(Dataset listings of figures)

━━━━━━

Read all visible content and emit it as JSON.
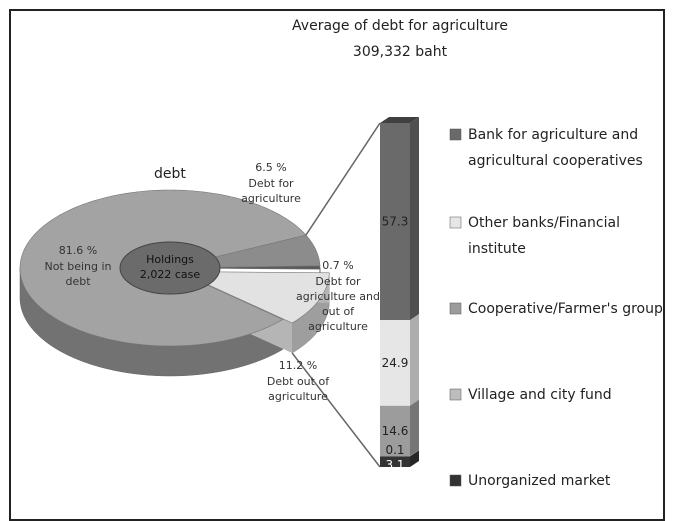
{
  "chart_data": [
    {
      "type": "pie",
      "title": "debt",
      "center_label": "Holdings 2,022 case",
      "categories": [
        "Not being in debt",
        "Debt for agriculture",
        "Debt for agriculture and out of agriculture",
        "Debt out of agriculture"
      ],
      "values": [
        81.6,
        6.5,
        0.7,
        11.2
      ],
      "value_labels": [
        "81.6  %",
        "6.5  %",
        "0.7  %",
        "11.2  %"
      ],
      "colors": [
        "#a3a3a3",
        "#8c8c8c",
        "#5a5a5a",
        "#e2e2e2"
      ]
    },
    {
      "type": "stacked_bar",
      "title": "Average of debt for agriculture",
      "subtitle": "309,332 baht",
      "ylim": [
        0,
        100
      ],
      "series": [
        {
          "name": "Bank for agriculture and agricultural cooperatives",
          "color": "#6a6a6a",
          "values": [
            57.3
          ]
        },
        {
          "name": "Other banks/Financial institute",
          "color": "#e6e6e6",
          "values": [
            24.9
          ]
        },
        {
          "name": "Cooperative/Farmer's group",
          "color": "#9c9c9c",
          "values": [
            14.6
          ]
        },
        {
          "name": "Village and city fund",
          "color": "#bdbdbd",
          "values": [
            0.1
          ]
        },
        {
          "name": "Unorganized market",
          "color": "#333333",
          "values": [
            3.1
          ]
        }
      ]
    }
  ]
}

━━━━━━

= Task brief =
Print each line of the material above exactly, with the pictures removed from your copy.

= The solution =
Read all visible content and emit it as JSON.
{
  "chart_data": [
    {
      "type": "pie",
      "title": "debt",
      "center_label": "Holdings 2,022 case",
      "categories": [
        "Not being in debt",
        "Debt for agriculture",
        "Debt for agriculture and out of agriculture",
        "Debt out of agriculture"
      ],
      "values": [
        81.6,
        6.5,
        0.7,
        11.2
      ],
      "value_labels": [
        "81.6  %",
        "6.5  %",
        "0.7  %",
        "11.2  %"
      ],
      "colors": [
        "#a3a3a3",
        "#8c8c8c",
        "#5a5a5a",
        "#e2e2e2"
      ]
    },
    {
      "type": "stacked_bar",
      "title": "Average of debt for agriculture",
      "subtitle": "309,332 baht",
      "ylim": [
        0,
        100
      ],
      "series": [
        {
          "name": "Bank for agriculture and agricultural cooperatives",
          "color": "#6a6a6a",
          "values": [
            57.3
          ]
        },
        {
          "name": "Other banks/Financial institute",
          "color": "#e6e6e6",
          "values": [
            24.9
          ]
        },
        {
          "name": "Cooperative/Farmer's group",
          "color": "#9c9c9c",
          "values": [
            14.6
          ]
        },
        {
          "name": "Village and city fund",
          "color": "#bdbdbd",
          "values": [
            0.1
          ]
        },
        {
          "name": "Unorganized market",
          "color": "#333333",
          "values": [
            3.1
          ]
        }
      ]
    }
  ]
}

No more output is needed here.